**** Available data ****

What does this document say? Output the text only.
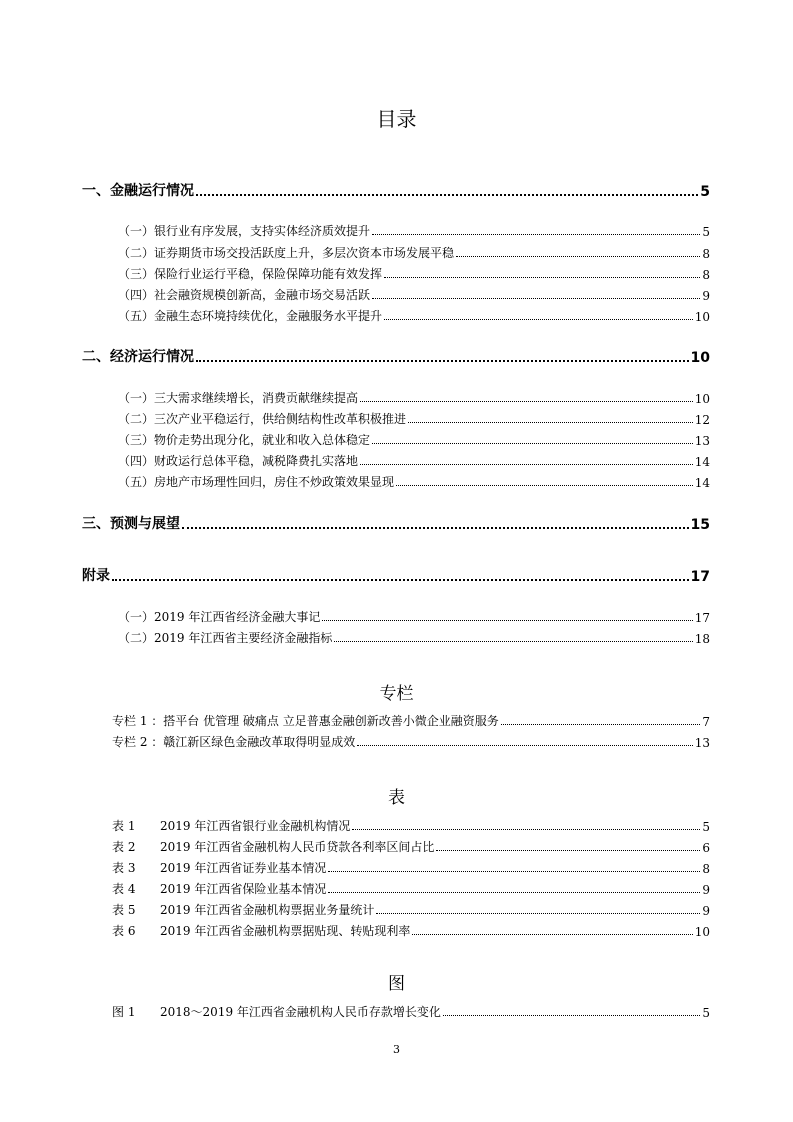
目录
一、金融运行情况	5
（一）银行业有序发展，支持实体经济质效提升	5
（二）证券期货市场交投活跃度上升，多层次资本市场发展平稳	8
（三）保险行业运行平稳，保险保障功能有效发挥	8
（四）社会融资规模创新高，金融市场交易活跃	9
（五）金融生态环境持续优化，金融服务水平提升	10
二、经济运行情况	10
（一）三大需求继续增长，消费贡献继续提高	10
（二）三次产业平稳运行，供给侧结构性改革积极推进	12
（三）物价走势出现分化，就业和收入总体稳定	13
（四）财政运行总体平稳，减税降费扎实落地	14
（五）房地产市场理性回归，房住不炒政策效果显现	14
三、预测与展望	15
附录	17
（一）2019 年江西省经济金融大事记	17
（二）2019 年江西省主要经济金融指标	18
专栏
专栏 1 ：搭平台 优管理 破痛点 立足普惠金融创新改善小微企业融资服务	7
专栏 2 ：赣江新区绿色金融改革取得明显成效	13
表
表 1 2019 年江西省银行业金融机构情况	5
表 2 2019 年江西省金融机构人民币贷款各利率区间占比	6
表 3 2019 年江西省证券业基本情况	8
表 4 2019 年江西省保险业基本情况	9
表 5 2019 年江西省金融机构票据业务量统计	9
表 6 2019 年江西省金融机构票据贴现、转贴现利率	10
图
图 1 2018～2019 年江西省金融机构人民币存款增长变化	5
3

****

Copy the data exactly. Any picture it contains is to be omitted.

What does this document say? Output the text only.
目录
一、金融运行情况	5
（一）银行业有序发展，支持实体经济质效提升	5
（二）证券期货市场交投活跃度上升，多层次资本市场发展平稳	8
（三）保险行业运行平稳，保险保障功能有效发挥	8
（四）社会融资规模创新高，金融市场交易活跃	9
（五）金融生态环境持续优化，金融服务水平提升	10
二、经济运行情况	10
（一）三大需求继续增长，消费贡献继续提高	10
（二）三次产业平稳运行，供给侧结构性改革积极推进	12
（三）物价走势出现分化，就业和收入总体稳定	13
（四）财政运行总体平稳，减税降费扎实落地	14
（五）房地产市场理性回归，房住不炒政策效果显现	14
三、预测与展望	15
附录	17
（一）2019 年江西省经济金融大事记	17
（二）2019 年江西省主要经济金融指标	18
专栏
专栏 1 ：搭平台 优管理 破痛点 立足普惠金融创新改善小微企业融资服务	7
专栏 2 ：赣江新区绿色金融改革取得明显成效	13
表
表 1 2019 年江西省银行业金融机构情况	5
表 2 2019 年江西省金融机构人民币贷款各利率区间占比	6
表 3 2019 年江西省证券业基本情况	8
表 4 2019 年江西省保险业基本情况	9
表 5 2019 年江西省金融机构票据业务量统计	9
表 6 2019 年江西省金融机构票据贴现、转贴现利率	10
图
图 1 2018～2019 年江西省金融机构人民币存款增长变化	5
3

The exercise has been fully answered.